WHAT YOU ARE ASKED TO DO ::
Indicate only the number of lines in the listing below in which the word "обладает" appears.

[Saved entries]

** begin **

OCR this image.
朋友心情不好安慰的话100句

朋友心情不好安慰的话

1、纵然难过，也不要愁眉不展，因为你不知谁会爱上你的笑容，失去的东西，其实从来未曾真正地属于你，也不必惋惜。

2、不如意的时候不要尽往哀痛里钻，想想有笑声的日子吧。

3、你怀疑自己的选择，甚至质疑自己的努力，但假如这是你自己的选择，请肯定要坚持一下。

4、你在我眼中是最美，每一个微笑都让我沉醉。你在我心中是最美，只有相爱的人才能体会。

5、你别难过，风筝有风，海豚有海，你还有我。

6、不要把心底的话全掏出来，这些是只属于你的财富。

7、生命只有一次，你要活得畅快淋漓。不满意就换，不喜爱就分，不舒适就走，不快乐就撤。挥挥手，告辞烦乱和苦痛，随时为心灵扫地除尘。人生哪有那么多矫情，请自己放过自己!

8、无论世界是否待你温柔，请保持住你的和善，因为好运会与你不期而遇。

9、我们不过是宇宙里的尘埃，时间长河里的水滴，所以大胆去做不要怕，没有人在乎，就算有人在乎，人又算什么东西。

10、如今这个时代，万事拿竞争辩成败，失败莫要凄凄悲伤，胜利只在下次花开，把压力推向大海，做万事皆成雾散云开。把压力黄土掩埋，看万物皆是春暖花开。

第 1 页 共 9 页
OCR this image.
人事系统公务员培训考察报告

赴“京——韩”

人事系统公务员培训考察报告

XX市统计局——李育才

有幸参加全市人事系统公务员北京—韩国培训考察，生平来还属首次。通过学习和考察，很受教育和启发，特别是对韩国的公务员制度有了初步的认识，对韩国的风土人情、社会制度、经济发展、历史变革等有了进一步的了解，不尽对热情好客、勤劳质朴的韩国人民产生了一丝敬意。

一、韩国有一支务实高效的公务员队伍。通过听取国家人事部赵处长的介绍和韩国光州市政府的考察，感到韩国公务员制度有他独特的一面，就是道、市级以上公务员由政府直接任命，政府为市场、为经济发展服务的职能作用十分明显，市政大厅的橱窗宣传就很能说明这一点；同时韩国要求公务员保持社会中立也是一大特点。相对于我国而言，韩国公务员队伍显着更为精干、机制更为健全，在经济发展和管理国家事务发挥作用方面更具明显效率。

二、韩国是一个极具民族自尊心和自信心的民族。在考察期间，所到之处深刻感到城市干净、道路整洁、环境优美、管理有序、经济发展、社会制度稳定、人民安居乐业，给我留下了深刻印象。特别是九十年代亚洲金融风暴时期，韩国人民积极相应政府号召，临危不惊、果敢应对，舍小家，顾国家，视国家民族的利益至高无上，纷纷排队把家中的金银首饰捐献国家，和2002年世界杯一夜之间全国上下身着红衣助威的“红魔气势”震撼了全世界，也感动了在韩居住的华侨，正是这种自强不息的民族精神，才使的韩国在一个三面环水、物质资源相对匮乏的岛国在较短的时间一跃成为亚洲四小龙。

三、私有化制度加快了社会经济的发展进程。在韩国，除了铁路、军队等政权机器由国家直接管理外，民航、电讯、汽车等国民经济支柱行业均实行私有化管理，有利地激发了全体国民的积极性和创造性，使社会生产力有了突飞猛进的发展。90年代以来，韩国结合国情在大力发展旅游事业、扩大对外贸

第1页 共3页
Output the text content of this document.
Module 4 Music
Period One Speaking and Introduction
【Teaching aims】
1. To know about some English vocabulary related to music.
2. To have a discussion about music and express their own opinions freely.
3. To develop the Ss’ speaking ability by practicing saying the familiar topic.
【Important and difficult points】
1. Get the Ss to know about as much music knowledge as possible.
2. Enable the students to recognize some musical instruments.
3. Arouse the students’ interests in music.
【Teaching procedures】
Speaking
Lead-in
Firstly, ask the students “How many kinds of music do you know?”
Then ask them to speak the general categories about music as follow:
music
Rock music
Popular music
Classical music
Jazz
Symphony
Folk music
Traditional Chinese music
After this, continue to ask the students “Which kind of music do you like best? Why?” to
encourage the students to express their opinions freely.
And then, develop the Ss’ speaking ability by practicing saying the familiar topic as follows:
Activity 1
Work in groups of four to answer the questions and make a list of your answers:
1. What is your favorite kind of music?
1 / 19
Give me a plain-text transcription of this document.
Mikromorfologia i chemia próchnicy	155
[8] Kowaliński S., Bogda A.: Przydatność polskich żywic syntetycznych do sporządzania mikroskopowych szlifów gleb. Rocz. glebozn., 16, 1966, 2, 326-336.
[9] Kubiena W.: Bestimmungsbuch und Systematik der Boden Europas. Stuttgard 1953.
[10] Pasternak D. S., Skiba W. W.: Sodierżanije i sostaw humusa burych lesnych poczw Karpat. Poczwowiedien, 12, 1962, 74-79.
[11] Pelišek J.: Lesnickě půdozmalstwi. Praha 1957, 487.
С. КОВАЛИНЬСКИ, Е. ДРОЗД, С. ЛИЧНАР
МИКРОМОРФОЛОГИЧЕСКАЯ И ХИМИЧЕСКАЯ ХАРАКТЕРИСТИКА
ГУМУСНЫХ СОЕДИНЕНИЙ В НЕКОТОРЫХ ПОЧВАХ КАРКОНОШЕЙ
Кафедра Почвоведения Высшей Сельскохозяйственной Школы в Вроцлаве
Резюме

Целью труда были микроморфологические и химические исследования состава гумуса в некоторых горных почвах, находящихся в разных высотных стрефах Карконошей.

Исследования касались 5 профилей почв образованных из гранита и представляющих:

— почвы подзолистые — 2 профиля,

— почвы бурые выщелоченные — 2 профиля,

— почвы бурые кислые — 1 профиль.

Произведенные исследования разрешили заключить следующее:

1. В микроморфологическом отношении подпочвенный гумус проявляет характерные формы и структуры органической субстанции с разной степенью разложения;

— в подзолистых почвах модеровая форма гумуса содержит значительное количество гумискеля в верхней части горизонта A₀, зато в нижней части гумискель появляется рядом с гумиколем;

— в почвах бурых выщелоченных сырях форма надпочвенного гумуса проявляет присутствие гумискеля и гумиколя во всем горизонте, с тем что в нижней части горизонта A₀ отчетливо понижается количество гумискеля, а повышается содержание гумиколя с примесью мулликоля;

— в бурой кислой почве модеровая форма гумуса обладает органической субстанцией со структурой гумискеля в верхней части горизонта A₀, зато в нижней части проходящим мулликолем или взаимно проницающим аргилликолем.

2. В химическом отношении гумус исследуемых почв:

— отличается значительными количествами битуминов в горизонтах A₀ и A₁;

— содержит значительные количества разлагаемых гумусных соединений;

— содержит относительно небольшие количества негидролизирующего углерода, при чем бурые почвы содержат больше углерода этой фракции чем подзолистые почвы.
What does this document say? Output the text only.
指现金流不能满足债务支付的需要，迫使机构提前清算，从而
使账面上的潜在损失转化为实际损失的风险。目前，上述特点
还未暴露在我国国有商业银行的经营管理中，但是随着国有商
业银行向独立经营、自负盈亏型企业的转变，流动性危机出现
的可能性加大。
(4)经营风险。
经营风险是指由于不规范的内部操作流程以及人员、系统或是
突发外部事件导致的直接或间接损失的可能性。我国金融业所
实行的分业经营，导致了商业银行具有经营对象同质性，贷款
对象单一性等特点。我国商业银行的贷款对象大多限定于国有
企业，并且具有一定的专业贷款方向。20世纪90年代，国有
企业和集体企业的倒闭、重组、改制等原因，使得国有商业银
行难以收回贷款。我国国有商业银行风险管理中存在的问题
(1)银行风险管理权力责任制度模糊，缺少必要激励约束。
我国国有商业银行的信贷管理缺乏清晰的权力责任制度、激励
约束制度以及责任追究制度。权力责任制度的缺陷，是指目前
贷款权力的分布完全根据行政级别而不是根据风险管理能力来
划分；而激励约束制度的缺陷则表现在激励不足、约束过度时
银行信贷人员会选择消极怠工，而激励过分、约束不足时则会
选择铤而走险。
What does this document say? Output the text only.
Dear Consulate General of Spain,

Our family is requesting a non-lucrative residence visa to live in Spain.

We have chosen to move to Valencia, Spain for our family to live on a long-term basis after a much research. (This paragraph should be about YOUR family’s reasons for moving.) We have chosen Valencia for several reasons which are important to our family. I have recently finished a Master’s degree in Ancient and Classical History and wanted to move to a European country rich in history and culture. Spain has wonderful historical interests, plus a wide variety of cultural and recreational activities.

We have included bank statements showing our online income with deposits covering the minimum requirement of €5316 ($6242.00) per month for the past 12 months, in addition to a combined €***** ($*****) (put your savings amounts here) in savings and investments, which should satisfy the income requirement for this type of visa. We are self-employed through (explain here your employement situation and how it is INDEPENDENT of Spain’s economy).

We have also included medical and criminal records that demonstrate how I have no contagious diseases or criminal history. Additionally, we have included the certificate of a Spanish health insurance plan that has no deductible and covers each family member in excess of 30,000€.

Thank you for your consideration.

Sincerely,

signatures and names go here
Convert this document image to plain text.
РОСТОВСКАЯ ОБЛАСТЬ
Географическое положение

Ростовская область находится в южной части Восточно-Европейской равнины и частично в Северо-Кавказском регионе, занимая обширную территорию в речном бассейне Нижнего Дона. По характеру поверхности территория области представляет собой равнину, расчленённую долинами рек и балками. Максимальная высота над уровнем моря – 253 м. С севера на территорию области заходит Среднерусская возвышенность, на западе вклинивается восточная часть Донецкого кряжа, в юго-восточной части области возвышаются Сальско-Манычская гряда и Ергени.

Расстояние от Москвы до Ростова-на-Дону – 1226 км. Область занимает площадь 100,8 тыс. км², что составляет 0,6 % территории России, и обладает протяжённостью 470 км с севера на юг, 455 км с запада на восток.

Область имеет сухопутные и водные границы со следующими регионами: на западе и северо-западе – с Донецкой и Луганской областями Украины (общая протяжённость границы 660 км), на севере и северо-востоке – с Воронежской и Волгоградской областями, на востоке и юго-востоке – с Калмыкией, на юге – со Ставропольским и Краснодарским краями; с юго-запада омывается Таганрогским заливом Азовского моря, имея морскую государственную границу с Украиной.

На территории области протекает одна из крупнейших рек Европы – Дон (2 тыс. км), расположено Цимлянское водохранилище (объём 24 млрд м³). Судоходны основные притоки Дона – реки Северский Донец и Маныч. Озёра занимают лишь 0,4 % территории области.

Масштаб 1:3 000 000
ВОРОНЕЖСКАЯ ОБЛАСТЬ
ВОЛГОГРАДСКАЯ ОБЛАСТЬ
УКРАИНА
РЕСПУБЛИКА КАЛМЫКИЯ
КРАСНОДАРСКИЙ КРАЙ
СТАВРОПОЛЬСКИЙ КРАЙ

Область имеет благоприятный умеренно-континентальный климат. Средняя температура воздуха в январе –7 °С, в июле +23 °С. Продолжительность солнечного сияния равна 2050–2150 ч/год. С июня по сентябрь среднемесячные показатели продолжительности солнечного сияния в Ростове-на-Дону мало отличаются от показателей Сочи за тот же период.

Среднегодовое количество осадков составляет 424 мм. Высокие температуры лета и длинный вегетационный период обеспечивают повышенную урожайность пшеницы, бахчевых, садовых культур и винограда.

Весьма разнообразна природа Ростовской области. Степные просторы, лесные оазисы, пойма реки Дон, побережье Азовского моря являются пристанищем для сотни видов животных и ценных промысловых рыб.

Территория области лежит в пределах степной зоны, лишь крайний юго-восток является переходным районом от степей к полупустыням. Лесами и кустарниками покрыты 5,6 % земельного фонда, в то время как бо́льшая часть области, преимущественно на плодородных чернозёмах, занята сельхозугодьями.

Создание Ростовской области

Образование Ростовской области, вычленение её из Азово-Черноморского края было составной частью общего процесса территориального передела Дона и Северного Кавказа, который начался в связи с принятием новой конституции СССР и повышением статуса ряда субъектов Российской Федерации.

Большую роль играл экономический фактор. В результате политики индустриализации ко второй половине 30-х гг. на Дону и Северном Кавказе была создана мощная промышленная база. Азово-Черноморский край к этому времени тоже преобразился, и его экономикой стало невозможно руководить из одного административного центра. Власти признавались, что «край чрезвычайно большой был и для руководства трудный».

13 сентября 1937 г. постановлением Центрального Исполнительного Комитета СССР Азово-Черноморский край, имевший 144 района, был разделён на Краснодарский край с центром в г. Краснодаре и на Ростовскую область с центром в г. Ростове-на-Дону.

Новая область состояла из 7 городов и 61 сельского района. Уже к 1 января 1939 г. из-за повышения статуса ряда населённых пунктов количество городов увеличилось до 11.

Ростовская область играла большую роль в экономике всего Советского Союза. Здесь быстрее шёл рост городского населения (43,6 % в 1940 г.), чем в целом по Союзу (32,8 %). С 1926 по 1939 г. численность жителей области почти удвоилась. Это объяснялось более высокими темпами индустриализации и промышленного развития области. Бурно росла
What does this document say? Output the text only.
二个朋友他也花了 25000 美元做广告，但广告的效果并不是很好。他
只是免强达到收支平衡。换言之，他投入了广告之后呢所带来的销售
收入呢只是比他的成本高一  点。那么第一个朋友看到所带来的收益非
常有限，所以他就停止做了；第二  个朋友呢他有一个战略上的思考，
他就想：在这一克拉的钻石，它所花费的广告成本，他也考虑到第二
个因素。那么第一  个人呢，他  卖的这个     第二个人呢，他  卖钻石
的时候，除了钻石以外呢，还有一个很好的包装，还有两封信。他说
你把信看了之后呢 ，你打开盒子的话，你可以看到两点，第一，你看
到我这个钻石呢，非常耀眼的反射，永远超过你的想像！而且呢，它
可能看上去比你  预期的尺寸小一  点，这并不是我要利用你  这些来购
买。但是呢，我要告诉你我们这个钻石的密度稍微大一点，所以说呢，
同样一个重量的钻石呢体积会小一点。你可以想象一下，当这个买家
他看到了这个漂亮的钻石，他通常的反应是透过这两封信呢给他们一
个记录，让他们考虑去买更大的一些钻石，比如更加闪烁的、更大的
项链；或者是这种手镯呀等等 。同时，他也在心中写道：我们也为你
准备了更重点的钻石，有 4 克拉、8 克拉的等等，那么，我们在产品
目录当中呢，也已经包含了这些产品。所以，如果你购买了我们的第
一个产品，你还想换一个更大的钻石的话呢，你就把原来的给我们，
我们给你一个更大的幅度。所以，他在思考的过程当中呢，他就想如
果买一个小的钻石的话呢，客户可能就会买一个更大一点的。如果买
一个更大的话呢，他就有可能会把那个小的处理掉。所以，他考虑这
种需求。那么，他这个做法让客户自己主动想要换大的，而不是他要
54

** end **

TASK SOLUTION ::
2